▶ _Requirement_: Of the lines in this listing, how many contain the word "niet"? Give the number and nothing else.

▶ _Task inputs_:
┄┄┄┄┄┄

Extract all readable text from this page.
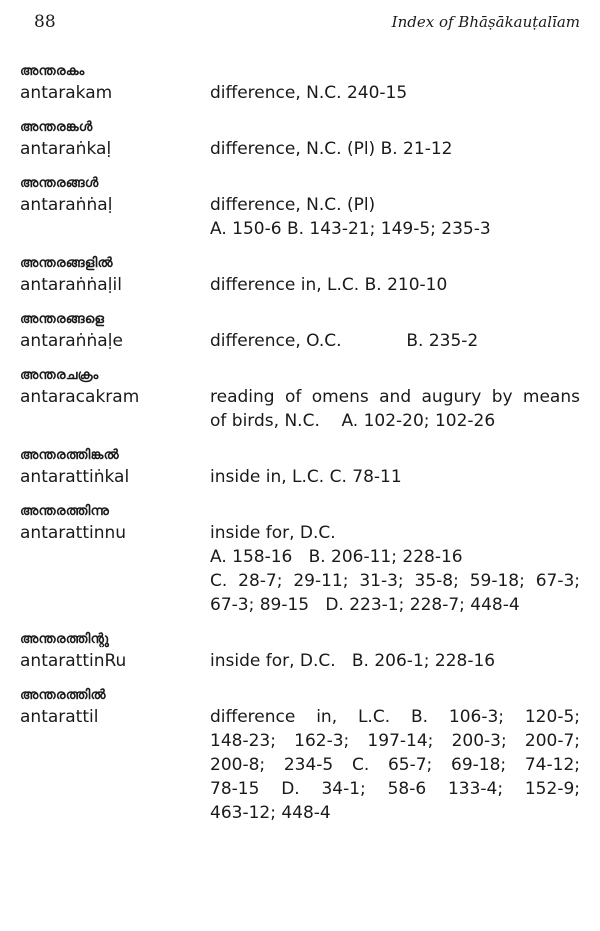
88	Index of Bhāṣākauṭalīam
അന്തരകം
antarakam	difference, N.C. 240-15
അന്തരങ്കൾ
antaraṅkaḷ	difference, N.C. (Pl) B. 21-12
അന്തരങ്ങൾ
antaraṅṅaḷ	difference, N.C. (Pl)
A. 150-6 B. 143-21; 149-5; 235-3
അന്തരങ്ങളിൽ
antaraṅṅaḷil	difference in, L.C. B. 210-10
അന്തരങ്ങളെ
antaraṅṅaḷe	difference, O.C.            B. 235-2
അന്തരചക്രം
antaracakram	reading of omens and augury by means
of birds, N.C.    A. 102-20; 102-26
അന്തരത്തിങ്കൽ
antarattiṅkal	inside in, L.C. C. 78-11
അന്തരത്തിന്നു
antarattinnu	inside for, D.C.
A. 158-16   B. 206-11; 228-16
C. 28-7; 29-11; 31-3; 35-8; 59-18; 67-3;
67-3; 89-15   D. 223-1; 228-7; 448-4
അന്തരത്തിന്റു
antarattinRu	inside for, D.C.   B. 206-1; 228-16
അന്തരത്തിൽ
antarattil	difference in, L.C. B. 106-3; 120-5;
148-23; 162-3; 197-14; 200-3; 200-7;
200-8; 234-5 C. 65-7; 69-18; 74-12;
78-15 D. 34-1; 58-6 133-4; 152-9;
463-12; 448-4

┄┄┄┄┄┄

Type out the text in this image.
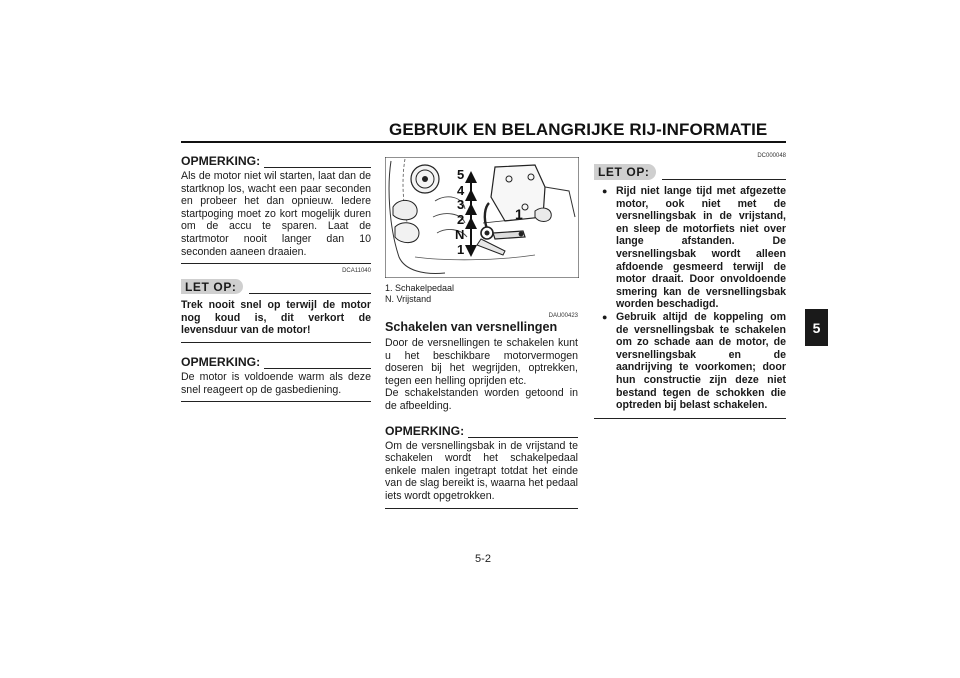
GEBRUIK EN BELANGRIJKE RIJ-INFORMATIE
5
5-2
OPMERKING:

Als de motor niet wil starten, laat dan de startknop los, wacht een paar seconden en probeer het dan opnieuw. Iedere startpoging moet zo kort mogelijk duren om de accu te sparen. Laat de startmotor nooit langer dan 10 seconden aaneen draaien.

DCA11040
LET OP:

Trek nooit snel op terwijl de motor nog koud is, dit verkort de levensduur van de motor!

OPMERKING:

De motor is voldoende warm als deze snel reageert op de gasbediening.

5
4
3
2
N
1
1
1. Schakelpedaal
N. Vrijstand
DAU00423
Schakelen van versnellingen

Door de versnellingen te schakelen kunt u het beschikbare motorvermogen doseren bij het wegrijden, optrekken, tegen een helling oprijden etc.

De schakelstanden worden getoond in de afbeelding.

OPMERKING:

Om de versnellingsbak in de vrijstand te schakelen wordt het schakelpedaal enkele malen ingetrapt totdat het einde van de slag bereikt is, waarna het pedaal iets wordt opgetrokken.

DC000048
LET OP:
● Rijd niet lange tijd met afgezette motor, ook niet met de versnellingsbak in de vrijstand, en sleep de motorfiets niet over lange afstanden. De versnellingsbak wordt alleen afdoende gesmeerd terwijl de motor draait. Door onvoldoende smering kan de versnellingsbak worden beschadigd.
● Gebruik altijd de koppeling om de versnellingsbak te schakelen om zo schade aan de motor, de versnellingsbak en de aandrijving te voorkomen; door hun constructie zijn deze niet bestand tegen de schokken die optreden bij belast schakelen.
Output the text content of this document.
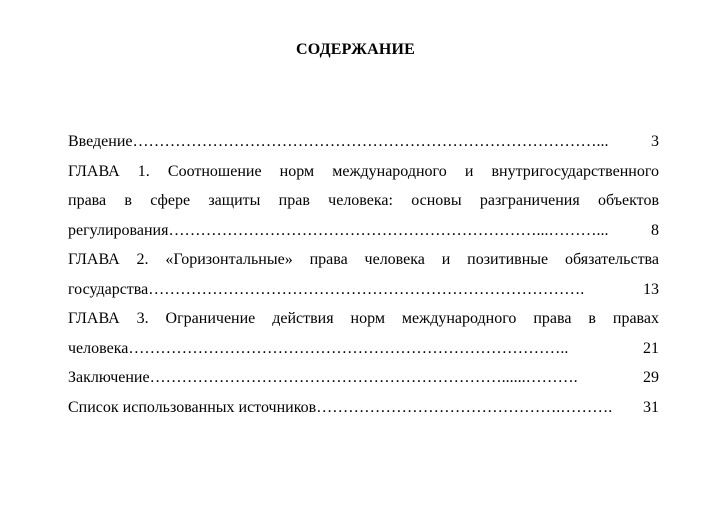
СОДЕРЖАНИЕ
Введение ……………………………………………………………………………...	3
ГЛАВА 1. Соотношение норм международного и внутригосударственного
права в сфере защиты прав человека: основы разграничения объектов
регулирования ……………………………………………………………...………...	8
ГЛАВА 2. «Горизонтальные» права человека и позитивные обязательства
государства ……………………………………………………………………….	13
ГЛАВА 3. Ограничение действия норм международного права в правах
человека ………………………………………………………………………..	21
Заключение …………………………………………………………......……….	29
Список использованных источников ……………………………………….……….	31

┄┄┄┄┄┄

▶ _Response to the exercise_: 3